/---
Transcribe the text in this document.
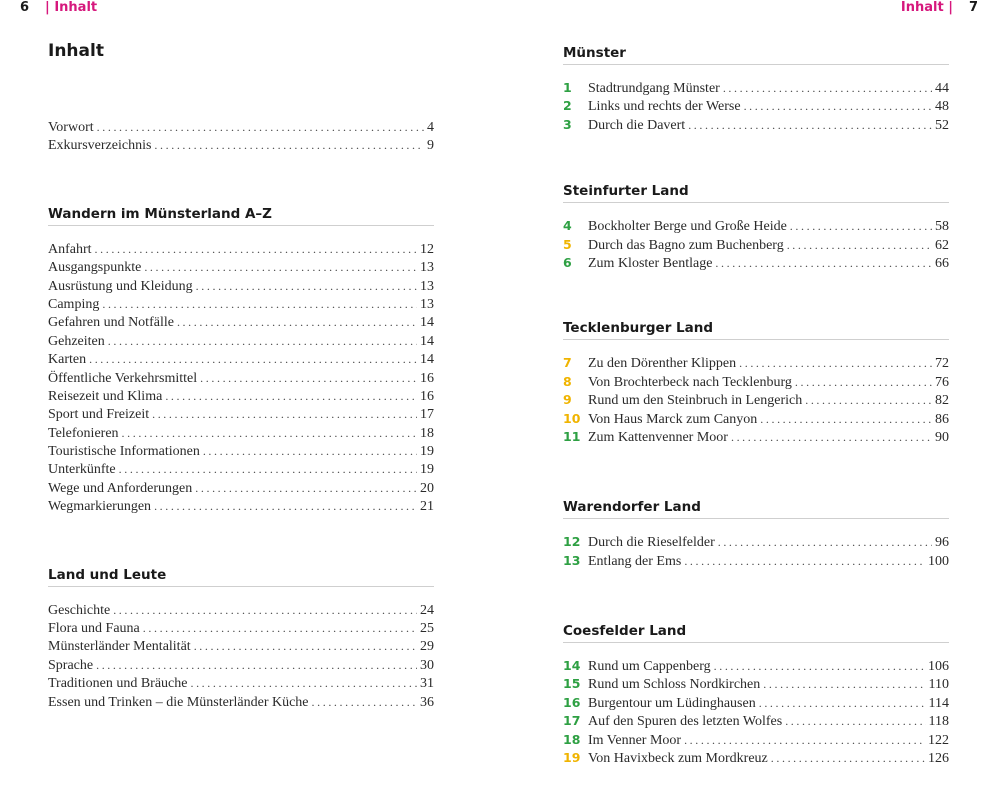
6 | Inhalt	Inhalt | 7
Inhalt
Vorwort .....	4
Exkursverzeichnis .....	9
Wandern im Münsterland A–Z
Anfahrt .....	12
Ausgangspunkte .....	13
Ausrüstung und Kleidung .....	13
Camping .....	13
Gefahren und Notfälle .....	14
Gehzeiten .....	14
Karten .....	14
Öffentliche Verkehrsmittel .....	16
Reisezeit und Klima .....	16
Sport und Freizeit .....	17
Telefonieren .....	18
Touristische Informationen .....	19
Unterkünfte .....	19
Wege und Anforderungen .....	20
Wegmarkierungen .....	21
Land und Leute
Geschichte .....	24
Flora und Fauna .....	25
Münsterländer Mentalität .....	29
Sprache .....	30
Traditionen und Bräuche .....	31
Essen und Trinken – die Münsterländer Küche .....	36
Münster
1	Stadtrundgang Münster .....	44
2	Links und rechts der Werse .....	48
3	Durch die Davert .....	52
Steinfurter Land
4	Bockholter Berge und Große Heide .....	58
5	Durch das Bagno zum Buchenberg .....	62
6	Zum Kloster Bentlage .....	66
Tecklenburger Land
7	Zu den Dörenther Klippen .....	72
8	Von Brochterbeck nach Tecklenburg .....	76
9	Rund um den Steinbruch in Lengerich .....	82
10 Von Haus Marck zum Canyon .....	86
11 Zum Kattenvenner Moor .....	90
Warendorfer Land
12 Durch die Rieselfelder .....	96
13 Entlang der Ems .....	100
Coesfelder Land
14 Rund um Cappenberg .....	106
15 Rund um Schloss Nordkirchen .....	110
16 Burgentour um Lüdinghausen .....	114
17 Auf den Spuren des letzten Wolfes .....	118
18 Im Venner Moor .....	122
19 Von Havixbeck zum Mordkreuz .....	126
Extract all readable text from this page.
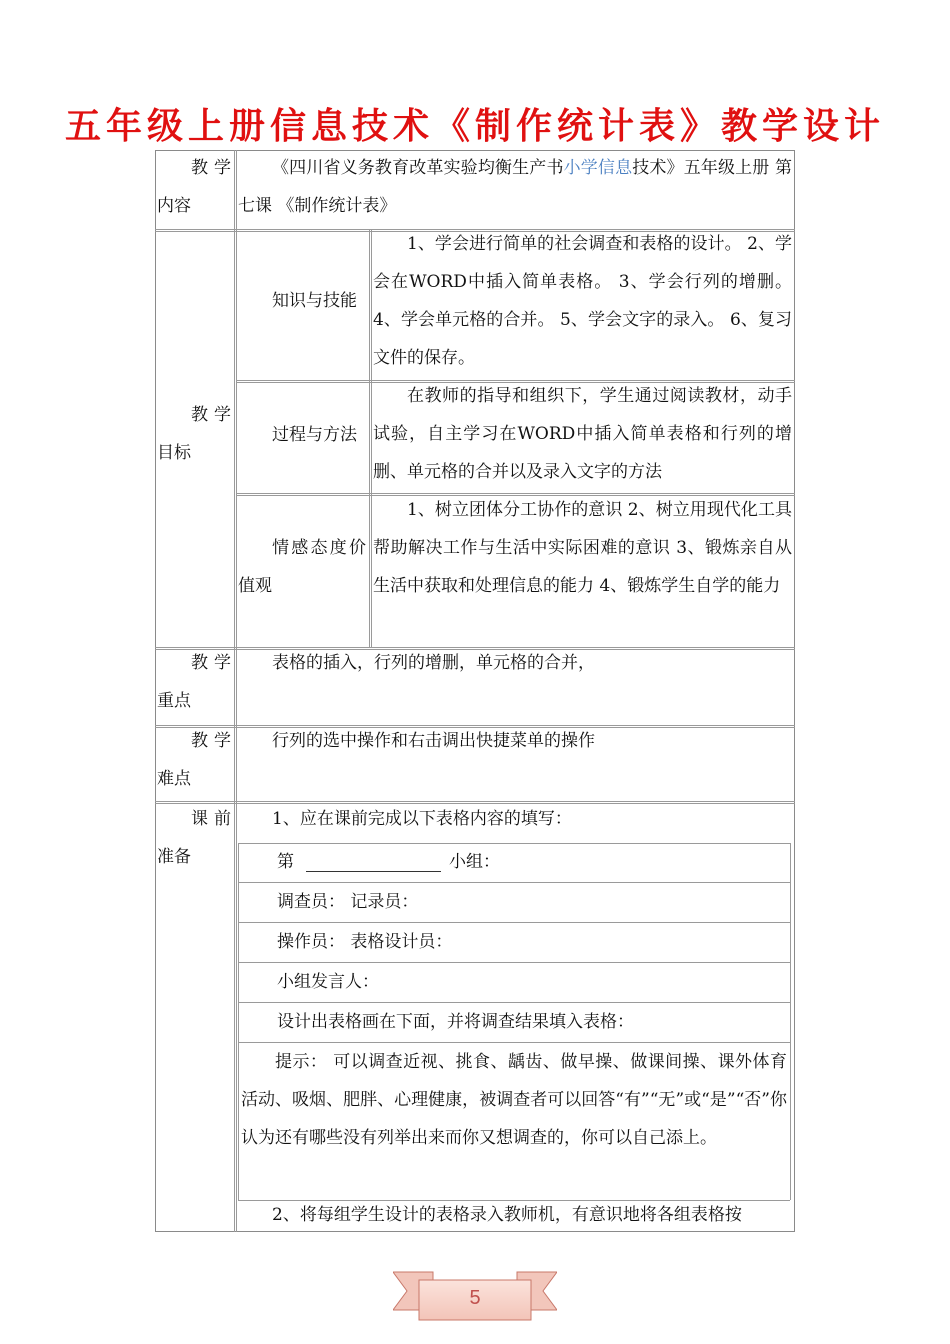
五年级上册信息技术《制作统计表》教学设计
教学内容
《四川省义务教育改革实验均衡生产书小学信息技术》五年级上册 第七课 《制作统计表》
教学目标
知识与技能
1、学会进行简单的社会调查和表格的设计。 2、学会在WORD中插入简单表格。 3、学会行列的增删。 4、学会单元格的合并。 5、学会文字的录入。 6、复习文件的保存。
过程与方法
在教师的指导和组织下，学生通过阅读教材，动手试验，自主学习在WORD中插入简单表格和行列的增删、单元格的合并以及录入文字的方法
情感态度价值观
1、树立团体分工协作的意识 2、树立用现代化工具帮助解决工作与生活中实际困难的意识 3、锻炼亲自从生活中获取和处理信息的能力 4、锻炼学生自学的能力
教学重点
表格的插入，行列的增删，单元格的合并，
教学难点
行列的选中操作和右击调出快捷菜单的操作
课前准备
1、应在课前完成以下表格内容的填写：
第	小组：
调查员： 记录员：
操作员： 表格设计员：
小组发言人：
设计出表格画在下面，并将调查结果填入表格：
提示： 可以调查近视、挑食、龋齿、做早操、做课间操、课外体育活动、吸烟、肥胖、心理健康，被调查者可以回答“有”“无”或“是”“否”你认为还有哪些没有列举出来而你又想调查的，你可以自己添上。
2、将每组学生设计的表格录入教师机，有意识地将各组表格按
5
\---
Pick each line holding the word "Münsterländer" out of the listing.

> _Correct result_:
Münsterländer Mentalität .....	29
Essen und Trinken – die Münsterländer Küche .....	36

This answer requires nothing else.